Written exercise -
Your task is to print all of the material verbatim.

[START]

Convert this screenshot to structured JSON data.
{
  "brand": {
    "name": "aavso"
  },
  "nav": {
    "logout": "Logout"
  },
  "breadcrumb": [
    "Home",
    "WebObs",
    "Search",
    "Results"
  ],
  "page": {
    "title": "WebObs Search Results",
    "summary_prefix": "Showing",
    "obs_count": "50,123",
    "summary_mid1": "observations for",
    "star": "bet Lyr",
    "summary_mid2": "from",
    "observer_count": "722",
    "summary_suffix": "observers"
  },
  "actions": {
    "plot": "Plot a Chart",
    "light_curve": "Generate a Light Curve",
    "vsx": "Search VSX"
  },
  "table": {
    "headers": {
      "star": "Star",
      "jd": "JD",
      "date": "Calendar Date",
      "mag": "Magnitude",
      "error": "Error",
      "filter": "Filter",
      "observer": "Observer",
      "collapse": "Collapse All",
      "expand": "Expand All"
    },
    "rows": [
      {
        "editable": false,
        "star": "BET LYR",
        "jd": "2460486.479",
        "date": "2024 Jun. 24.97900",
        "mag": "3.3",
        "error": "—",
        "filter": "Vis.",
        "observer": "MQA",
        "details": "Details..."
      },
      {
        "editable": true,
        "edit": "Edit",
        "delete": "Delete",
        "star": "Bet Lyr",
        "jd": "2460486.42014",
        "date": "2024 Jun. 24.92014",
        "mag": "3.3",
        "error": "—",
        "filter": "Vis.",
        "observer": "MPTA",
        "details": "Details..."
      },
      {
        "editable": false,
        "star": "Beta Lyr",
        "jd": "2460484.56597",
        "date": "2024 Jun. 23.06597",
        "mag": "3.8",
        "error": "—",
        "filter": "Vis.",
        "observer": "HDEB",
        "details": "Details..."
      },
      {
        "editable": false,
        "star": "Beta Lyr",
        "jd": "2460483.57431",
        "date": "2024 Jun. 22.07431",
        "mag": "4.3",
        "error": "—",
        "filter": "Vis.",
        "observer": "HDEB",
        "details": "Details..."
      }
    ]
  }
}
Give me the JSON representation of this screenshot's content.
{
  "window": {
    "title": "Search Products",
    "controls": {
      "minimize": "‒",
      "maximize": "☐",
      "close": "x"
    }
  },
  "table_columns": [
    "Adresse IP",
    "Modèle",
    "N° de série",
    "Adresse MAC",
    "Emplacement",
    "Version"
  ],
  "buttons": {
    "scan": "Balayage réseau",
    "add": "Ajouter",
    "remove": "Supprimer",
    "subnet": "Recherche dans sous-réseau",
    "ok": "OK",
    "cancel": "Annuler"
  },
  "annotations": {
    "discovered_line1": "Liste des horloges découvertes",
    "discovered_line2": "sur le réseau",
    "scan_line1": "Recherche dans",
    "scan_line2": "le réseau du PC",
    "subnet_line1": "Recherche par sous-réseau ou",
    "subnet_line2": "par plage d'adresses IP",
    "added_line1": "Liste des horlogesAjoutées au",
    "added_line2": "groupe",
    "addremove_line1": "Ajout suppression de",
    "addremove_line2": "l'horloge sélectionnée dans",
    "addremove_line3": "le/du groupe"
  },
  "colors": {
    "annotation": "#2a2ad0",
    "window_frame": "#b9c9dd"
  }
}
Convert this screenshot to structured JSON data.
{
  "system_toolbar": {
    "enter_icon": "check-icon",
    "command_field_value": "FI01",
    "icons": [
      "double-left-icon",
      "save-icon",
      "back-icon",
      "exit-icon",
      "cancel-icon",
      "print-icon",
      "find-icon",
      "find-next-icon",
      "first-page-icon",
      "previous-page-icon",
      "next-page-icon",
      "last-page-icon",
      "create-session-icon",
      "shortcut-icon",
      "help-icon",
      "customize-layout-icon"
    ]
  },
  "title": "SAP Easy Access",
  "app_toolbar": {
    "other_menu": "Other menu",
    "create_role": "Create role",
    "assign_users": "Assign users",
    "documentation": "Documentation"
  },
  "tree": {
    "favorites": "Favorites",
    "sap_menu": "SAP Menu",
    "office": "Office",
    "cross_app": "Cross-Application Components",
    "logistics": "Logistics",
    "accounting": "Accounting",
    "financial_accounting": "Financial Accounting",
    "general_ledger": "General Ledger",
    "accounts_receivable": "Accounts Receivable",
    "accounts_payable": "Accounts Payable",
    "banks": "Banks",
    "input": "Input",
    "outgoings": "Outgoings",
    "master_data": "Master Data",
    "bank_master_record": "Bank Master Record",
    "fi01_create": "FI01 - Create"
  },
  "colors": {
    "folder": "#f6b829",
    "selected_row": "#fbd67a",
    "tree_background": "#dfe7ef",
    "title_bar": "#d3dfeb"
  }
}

[END]

Written solution -
Convert this screenshot to structured JSON data.
{
  "brand": {
    "name": "aavso"
  },
  "nav": {
    "logout": "Logout"
  },
  "breadcrumb": [
    "Home",
    "WebObs",
    "Search",
    "Results"
  ],
  "page": {
    "title": "WebObs Search Results",
    "summary_prefix": "Showing",
    "obs_count": "50,123",
    "summary_mid1": "observations for",
    "star": "bet Lyr",
    "summary_mid2": "from",
    "observer_count": "722",
    "summary_suffix": "observers"
  },
  "actions": {
    "plot": "Plot a Chart",
    "light_curve": "Generate a Light Curve",
    "vsx": "Search VSX"
  },
  "table": {
    "headers": {
      "star": "Star",
      "jd": "JD",
      "date": "Calendar Date",
      "mag": "Magnitude",
      "error": "Error",
      "filter": "Filter",
      "observer": "Observer",
      "collapse": "Collapse All",
      "expand": "Expand All"
    },
    "rows": [
      {
        "editable": false,
        "star": "BET LYR",
        "jd": "2460486.479",
        "date": "2024 Jun. 24.97900",
        "mag": "3.3",
        "error": "—",
        "filter": "Vis.",
        "observer": "MQA",
        "details": "Details..."
      },
      {
        "editable": true,
        "edit": "Edit",
        "delete": "Delete",
        "star": "Bet Lyr",
        "jd": "2460486.42014",
        "date": "2024 Jun. 24.92014",
        "mag": "3.3",
        "error": "—",
        "filter": "Vis.",
        "observer": "MPTA",
        "details": "Details..."
      },
      {
        "editable": false,
        "star": "Beta Lyr",
        "jd": "2460484.56597",
        "date": "2024 Jun. 23.06597",
        "mag": "3.8",
        "error": "—",
        "filter": "Vis.",
        "observer": "HDEB",
        "details": "Details..."
      },
      {
        "editable": false,
        "star": "Beta Lyr",
        "jd": "2460483.57431",
        "date": "2024 Jun. 22.07431",
        "mag": "4.3",
        "error": "—",
        "filter": "Vis.",
        "observer": "HDEB",
        "details": "Details..."
      }
    ]
  }
}
Give me the JSON representation of this screenshot's content.
{
  "window": {
    "title": "Search Products",
    "controls": {
      "minimize": "‒",
      "maximize": "☐",
      "close": "x"
    }
  },
  "table_columns": [
    "Adresse IP",
    "Modèle",
    "N° de série",
    "Adresse MAC",
    "Emplacement",
    "Version"
  ],
  "buttons": {
    "scan": "Balayage réseau",
    "add": "Ajouter",
    "remove": "Supprimer",
    "subnet": "Recherche dans sous-réseau",
    "ok": "OK",
    "cancel": "Annuler"
  },
  "annotations": {
    "discovered_line1": "Liste des horloges découvertes",
    "discovered_line2": "sur le réseau",
    "scan_line1": "Recherche dans",
    "scan_line2": "le réseau du PC",
    "subnet_line1": "Recherche par sous-réseau ou",
    "subnet_line2": "par plage d'adresses IP",
    "added_line1": "Liste des horlogesAjoutées au",
    "added_line2": "groupe",
    "addremove_line1": "Ajout suppression de",
    "addremove_line2": "l'horloge sélectionnée dans",
    "addremove_line3": "le/du groupe"
  },
  "colors": {
    "annotation": "#2a2ad0",
    "window_frame": "#b9c9dd"
  }
}
Convert this screenshot to structured JSON data.
{
  "system_toolbar": {
    "enter_icon": "check-icon",
    "command_field_value": "FI01",
    "icons": [
      "double-left-icon",
      "save-icon",
      "back-icon",
      "exit-icon",
      "cancel-icon",
      "print-icon",
      "find-icon",
      "find-next-icon",
      "first-page-icon",
      "previous-page-icon",
      "next-page-icon",
      "last-page-icon",
      "create-session-icon",
      "shortcut-icon",
      "help-icon",
      "customize-layout-icon"
    ]
  },
  "title": "SAP Easy Access",
  "app_toolbar": {
    "other_menu": "Other menu",
    "create_role": "Create role",
    "assign_users": "Assign users",
    "documentation": "Documentation"
  },
  "tree": {
    "favorites": "Favorites",
    "sap_menu": "SAP Menu",
    "office": "Office",
    "cross_app": "Cross-Application Components",
    "logistics": "Logistics",
    "accounting": "Accounting",
    "financial_accounting": "Financial Accounting",
    "general_ledger": "General Ledger",
    "accounts_receivable": "Accounts Receivable",
    "accounts_payable": "Accounts Payable",
    "banks": "Banks",
    "input": "Input",
    "outgoings": "Outgoings",
    "master_data": "Master Data",
    "bank_master_record": "Bank Master Record",
    "fi01_create": "FI01 - Create"
  },
  "colors": {
    "folder": "#f6b829",
    "selected_row": "#fbd67a",
    "tree_background": "#dfe7ef",
    "title_bar": "#d3dfeb"
  }
}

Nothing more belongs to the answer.